■ Task to complete
Reproduce nothing but the closing run of lines: the line with "Give me a plain-text" and each line that follows it to the end of the data.

■ Material provided
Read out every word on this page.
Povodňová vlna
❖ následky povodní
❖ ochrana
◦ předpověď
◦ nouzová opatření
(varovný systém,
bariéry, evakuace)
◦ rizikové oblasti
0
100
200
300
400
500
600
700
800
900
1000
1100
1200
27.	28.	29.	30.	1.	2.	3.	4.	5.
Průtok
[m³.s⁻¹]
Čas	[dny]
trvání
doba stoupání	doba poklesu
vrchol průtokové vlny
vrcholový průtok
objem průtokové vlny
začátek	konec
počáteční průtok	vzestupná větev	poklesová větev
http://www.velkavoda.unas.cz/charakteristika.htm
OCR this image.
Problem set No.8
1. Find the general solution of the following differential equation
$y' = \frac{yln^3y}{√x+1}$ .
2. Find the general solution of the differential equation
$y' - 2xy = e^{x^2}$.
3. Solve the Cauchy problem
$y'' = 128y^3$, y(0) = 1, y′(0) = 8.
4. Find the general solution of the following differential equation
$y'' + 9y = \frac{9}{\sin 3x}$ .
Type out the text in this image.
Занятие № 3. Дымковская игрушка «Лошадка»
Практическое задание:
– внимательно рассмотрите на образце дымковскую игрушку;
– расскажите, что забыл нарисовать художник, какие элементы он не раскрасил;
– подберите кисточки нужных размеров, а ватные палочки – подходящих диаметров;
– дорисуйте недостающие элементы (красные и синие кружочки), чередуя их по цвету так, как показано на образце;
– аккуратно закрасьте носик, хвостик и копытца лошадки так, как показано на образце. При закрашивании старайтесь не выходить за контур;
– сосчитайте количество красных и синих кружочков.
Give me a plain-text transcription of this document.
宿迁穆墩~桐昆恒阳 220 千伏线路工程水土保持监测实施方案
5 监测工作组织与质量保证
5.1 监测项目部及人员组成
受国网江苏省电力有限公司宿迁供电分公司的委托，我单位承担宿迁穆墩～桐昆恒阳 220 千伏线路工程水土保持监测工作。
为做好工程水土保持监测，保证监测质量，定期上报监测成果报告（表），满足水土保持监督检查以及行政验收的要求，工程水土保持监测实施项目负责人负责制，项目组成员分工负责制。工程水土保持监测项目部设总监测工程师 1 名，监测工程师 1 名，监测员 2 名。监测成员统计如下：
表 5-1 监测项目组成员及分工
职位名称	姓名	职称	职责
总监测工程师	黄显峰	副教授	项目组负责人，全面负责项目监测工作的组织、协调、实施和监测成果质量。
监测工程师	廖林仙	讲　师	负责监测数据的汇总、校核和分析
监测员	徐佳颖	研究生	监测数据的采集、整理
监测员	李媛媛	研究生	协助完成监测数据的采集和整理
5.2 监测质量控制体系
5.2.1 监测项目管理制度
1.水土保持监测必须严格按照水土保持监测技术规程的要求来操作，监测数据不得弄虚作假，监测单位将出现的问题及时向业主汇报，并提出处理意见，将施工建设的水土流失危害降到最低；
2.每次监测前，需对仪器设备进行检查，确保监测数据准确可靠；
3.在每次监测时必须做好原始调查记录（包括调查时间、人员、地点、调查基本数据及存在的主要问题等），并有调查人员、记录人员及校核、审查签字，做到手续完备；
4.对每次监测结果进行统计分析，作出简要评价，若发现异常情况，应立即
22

■ Task answer
Give me a plain-text transcription of this document.
宿迁穆墩~桐昆恒阳 220 千伏线路工程水土保持监测实施方案
5 监测工作组织与质量保证
5.1 监测项目部及人员组成
受国网江苏省电力有限公司宿迁供电分公司的委托，我单位承担宿迁穆墩～桐昆恒阳 220 千伏线路工程水土保持监测工作。
为做好工程水土保持监测，保证监测质量，定期上报监测成果报告（表），满足水土保持监督检查以及行政验收的要求，工程水土保持监测实施项目负责人负责制，项目组成员分工负责制。工程水土保持监测项目部设总监测工程师 1 名，监测工程师 1 名，监测员 2 名。监测成员统计如下：
表 5-1 监测项目组成员及分工
职位名称	姓名	职称	职责
总监测工程师	黄显峰	副教授	项目组负责人，全面负责项目监测工作的组织、协调、实施和监测成果质量。
监测工程师	廖林仙	讲　师	负责监测数据的汇总、校核和分析
监测员	徐佳颖	研究生	监测数据的采集、整理
监测员	李媛媛	研究生	协助完成监测数据的采集和整理
5.2 监测质量控制体系
5.2.1 监测项目管理制度
1.水土保持监测必须严格按照水土保持监测技术规程的要求来操作，监测数据不得弄虚作假，监测单位将出现的问题及时向业主汇报，并提出处理意见，将施工建设的水土流失危害降到最低；
2.每次监测前，需对仪器设备进行检查，确保监测数据准确可靠；
3.在每次监测时必须做好原始调查记录（包括调查时间、人员、地点、调查基本数据及存在的主要问题等），并有调查人员、记录人员及校核、审查签字，做到手续完备；
4.对每次监测结果进行统计分析，作出简要评价，若发现异常情况，应立即
22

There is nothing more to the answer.